— start —

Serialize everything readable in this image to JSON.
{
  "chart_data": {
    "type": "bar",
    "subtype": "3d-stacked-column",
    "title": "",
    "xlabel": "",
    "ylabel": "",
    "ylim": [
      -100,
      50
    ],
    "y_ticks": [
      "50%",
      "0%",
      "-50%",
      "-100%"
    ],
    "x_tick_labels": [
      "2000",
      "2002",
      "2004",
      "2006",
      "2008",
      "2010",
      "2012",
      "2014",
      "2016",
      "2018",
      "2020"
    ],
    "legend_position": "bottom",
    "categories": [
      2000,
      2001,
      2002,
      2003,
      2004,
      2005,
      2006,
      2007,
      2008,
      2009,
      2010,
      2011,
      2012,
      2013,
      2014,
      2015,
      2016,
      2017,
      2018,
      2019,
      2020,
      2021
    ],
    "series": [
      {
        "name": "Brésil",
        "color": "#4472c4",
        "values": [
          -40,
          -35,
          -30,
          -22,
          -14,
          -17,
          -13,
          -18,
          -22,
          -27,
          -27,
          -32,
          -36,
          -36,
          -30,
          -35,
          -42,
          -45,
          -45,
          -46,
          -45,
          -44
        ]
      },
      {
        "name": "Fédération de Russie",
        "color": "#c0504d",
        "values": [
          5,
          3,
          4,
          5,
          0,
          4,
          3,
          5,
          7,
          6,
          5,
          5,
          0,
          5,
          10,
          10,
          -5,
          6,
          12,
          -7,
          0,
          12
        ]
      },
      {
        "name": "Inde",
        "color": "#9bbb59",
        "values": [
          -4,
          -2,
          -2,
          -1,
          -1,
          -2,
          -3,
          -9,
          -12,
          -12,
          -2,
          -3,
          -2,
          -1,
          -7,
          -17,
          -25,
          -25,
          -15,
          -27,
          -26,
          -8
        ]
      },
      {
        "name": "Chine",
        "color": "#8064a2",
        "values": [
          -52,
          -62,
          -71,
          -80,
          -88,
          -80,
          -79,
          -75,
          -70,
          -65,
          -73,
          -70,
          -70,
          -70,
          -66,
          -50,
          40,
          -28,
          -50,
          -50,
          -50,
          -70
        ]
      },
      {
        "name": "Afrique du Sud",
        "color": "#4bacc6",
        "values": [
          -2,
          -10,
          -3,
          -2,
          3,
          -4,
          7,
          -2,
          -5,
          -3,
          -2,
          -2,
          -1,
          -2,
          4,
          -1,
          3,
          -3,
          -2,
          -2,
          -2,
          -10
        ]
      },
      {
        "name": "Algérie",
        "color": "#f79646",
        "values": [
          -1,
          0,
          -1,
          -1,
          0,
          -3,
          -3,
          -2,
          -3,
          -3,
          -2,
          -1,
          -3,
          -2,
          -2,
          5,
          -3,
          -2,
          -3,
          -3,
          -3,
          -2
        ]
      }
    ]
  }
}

— end —

# SHORT EXERCISE
Emit the records above again, exactly, with no line skipped.

# THE REPLY
Serialize everything readable in this image to JSON.
{
  "chart_data": {
    "type": "bar",
    "subtype": "3d-stacked-column",
    "title": "",
    "xlabel": "",
    "ylabel": "",
    "ylim": [
      -100,
      50
    ],
    "y_ticks": [
      "50%",
      "0%",
      "-50%",
      "-100%"
    ],
    "x_tick_labels": [
      "2000",
      "2002",
      "2004",
      "2006",
      "2008",
      "2010",
      "2012",
      "2014",
      "2016",
      "2018",
      "2020"
    ],
    "legend_position": "bottom",
    "categories": [
      2000,
      2001,
      2002,
      2003,
      2004,
      2005,
      2006,
      2007,
      2008,
      2009,
      2010,
      2011,
      2012,
      2013,
      2014,
      2015,
      2016,
      2017,
      2018,
      2019,
      2020,
      2021
    ],
    "series": [
      {
        "name": "Brésil",
        "color": "#4472c4",
        "values": [
          -40,
          -35,
          -30,
          -22,
          -14,
          -17,
          -13,
          -18,
          -22,
          -27,
          -27,
          -32,
          -36,
          -36,
          -30,
          -35,
          -42,
          -45,
          -45,
          -46,
          -45,
          -44
        ]
      },
      {
        "name": "Fédération de Russie",
        "color": "#c0504d",
        "values": [
          5,
          3,
          4,
          5,
          0,
          4,
          3,
          5,
          7,
          6,
          5,
          5,
          0,
          5,
          10,
          10,
          -5,
          6,
          12,
          -7,
          0,
          12
        ]
      },
      {
        "name": "Inde",
        "color": "#9bbb59",
        "values": [
          -4,
          -2,
          -2,
          -1,
          -1,
          -2,
          -3,
          -9,
          -12,
          -12,
          -2,
          -3,
          -2,
          -1,
          -7,
          -17,
          -25,
          -25,
          -15,
          -27,
          -26,
          -8
        ]
      },
      {
        "name": "Chine",
        "color": "#8064a2",
        "values": [
          -52,
          -62,
          -71,
          -80,
          -88,
          -80,
          -79,
          -75,
          -70,
          -65,
          -73,
          -70,
          -70,
          -70,
          -66,
          -50,
          40,
          -28,
          -50,
          -50,
          -50,
          -70
        ]
      },
      {
        "name": "Afrique du Sud",
        "color": "#4bacc6",
        "values": [
          -2,
          -10,
          -3,
          -2,
          3,
          -4,
          7,
          -2,
          -5,
          -3,
          -2,
          -2,
          -1,
          -2,
          4,
          -1,
          3,
          -3,
          -2,
          -2,
          -2,
          -10
        ]
      },
      {
        "name": "Algérie",
        "color": "#f79646",
        "values": [
          -1,
          0,
          -1,
          -1,
          0,
          -3,
          -3,
          -2,
          -3,
          -3,
          -2,
          -1,
          -3,
          -2,
          -2,
          5,
          -3,
          -2,
          -3,
          -3,
          -3,
          -2
        ]
      }
    ]
  }
}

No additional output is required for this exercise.